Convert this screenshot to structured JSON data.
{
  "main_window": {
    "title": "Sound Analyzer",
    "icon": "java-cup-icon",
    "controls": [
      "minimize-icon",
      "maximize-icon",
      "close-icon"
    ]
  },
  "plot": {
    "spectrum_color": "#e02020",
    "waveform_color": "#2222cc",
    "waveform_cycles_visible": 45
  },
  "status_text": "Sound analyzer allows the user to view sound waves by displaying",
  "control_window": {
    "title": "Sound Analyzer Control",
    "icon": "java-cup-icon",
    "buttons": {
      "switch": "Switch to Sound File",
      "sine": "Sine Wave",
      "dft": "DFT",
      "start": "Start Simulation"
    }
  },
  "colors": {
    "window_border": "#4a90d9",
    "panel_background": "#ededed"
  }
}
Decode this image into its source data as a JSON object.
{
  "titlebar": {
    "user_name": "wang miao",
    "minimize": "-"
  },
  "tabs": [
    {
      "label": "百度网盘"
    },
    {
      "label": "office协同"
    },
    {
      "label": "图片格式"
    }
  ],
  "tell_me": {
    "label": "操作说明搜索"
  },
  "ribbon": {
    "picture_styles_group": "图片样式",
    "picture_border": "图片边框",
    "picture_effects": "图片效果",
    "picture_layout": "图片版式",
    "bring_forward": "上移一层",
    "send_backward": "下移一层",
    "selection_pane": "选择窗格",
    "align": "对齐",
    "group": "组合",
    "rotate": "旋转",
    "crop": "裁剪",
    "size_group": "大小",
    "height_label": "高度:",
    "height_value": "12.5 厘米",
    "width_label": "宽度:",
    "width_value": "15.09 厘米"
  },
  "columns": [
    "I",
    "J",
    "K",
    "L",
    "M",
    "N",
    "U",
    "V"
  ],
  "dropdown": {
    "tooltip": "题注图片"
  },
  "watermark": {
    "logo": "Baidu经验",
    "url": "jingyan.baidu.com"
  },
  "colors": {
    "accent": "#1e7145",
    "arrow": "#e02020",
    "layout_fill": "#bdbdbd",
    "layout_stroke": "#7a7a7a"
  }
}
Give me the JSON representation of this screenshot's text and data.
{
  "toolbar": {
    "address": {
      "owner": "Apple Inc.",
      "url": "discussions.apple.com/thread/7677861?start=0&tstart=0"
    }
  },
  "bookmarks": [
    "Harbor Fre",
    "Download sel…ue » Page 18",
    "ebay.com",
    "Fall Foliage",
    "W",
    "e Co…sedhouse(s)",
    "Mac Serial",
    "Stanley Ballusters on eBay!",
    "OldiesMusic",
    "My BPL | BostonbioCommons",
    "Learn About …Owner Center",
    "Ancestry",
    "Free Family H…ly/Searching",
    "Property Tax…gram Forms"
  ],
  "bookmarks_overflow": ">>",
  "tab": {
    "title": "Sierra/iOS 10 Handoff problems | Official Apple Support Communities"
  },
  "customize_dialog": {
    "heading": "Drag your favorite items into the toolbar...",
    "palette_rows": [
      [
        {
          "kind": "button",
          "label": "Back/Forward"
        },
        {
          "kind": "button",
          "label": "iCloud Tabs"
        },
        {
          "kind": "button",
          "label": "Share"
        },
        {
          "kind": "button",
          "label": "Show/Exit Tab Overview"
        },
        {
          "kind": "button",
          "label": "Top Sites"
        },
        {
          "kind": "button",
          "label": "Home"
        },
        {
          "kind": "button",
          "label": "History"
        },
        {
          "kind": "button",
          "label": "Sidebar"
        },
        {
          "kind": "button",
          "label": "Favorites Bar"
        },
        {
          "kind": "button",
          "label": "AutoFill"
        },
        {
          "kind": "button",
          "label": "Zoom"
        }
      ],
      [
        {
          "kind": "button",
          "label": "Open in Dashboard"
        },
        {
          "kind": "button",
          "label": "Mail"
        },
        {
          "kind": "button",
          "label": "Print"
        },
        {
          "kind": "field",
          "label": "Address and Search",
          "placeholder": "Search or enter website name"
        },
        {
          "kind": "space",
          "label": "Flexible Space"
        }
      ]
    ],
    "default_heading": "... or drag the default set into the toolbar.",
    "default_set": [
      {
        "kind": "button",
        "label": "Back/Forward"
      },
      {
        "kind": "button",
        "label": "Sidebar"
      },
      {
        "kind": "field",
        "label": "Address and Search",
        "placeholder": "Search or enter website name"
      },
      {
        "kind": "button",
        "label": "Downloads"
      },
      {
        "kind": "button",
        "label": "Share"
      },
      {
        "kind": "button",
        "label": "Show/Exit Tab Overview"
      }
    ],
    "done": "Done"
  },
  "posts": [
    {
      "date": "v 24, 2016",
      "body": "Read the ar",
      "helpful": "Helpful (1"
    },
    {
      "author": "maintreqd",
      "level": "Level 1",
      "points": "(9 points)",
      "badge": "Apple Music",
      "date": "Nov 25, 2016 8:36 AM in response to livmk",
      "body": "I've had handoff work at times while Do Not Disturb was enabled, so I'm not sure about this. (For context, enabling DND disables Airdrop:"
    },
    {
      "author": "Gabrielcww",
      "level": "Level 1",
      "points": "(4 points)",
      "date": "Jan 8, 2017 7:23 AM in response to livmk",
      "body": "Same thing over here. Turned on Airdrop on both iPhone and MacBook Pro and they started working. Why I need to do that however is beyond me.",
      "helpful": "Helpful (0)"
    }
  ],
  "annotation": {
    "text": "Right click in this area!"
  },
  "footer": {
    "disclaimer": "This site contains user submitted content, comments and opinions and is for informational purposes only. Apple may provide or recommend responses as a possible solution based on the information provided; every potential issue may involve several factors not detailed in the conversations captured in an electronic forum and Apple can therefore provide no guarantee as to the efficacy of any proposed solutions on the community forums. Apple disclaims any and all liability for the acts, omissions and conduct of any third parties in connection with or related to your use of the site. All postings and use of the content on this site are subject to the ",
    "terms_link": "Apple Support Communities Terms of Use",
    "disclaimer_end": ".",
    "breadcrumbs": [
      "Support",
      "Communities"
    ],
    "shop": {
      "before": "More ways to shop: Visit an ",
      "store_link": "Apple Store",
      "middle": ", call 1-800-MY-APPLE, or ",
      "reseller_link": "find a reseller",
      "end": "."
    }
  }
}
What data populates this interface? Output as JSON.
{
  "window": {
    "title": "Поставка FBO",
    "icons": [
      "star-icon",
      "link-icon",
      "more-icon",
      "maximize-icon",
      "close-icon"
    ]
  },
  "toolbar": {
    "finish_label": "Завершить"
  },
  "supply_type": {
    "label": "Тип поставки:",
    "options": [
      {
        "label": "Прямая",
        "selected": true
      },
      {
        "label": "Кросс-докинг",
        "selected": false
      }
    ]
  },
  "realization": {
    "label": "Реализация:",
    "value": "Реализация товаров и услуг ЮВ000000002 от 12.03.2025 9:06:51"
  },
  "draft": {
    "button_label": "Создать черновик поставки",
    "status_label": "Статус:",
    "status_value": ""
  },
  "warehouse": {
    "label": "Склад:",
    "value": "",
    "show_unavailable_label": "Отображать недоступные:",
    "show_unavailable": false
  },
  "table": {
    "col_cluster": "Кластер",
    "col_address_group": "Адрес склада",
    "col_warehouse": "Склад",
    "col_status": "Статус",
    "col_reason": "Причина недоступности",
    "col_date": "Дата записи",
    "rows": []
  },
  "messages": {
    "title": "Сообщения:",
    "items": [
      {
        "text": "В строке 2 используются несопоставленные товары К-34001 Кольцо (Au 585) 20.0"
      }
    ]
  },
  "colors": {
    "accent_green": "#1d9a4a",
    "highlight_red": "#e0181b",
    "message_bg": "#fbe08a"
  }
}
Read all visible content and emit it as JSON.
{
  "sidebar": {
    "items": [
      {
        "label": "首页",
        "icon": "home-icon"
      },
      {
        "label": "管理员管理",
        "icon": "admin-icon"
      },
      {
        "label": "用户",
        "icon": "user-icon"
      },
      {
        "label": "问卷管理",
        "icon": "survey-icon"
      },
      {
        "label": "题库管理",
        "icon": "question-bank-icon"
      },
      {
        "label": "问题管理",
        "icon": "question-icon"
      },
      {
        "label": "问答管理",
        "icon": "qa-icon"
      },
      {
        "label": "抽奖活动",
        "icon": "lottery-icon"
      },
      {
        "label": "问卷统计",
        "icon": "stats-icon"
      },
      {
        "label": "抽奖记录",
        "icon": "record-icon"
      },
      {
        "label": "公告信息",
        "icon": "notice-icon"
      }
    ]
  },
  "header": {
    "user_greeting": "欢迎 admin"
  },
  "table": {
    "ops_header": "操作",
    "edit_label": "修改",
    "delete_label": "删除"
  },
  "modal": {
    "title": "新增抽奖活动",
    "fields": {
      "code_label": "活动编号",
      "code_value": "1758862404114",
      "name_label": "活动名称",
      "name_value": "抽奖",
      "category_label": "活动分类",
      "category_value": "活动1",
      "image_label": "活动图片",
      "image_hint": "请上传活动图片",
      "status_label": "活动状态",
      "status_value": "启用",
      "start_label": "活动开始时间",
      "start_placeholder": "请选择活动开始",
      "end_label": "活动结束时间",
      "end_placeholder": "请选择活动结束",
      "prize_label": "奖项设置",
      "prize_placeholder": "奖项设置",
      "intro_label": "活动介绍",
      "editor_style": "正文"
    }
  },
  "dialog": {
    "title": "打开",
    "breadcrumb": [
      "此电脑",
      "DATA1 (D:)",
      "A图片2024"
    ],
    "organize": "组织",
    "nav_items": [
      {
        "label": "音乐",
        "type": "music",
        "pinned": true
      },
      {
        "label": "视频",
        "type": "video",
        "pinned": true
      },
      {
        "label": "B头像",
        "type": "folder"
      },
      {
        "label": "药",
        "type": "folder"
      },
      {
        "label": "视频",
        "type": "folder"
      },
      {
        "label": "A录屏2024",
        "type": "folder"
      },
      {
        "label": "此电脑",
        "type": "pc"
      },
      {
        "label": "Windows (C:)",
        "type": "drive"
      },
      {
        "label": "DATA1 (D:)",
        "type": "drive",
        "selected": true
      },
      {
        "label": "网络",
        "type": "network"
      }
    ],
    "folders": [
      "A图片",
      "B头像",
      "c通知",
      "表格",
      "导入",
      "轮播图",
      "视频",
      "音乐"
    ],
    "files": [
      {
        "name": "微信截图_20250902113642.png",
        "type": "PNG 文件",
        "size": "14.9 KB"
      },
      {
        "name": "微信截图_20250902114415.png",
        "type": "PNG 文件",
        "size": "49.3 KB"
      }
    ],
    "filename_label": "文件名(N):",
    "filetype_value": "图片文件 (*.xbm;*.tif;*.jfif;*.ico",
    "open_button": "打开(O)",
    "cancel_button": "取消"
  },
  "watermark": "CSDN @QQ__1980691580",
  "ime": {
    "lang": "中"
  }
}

Exercise prompt » In the records above, collect each line with "false".

Final answer »
        "selected": false
    "show_unavailable": false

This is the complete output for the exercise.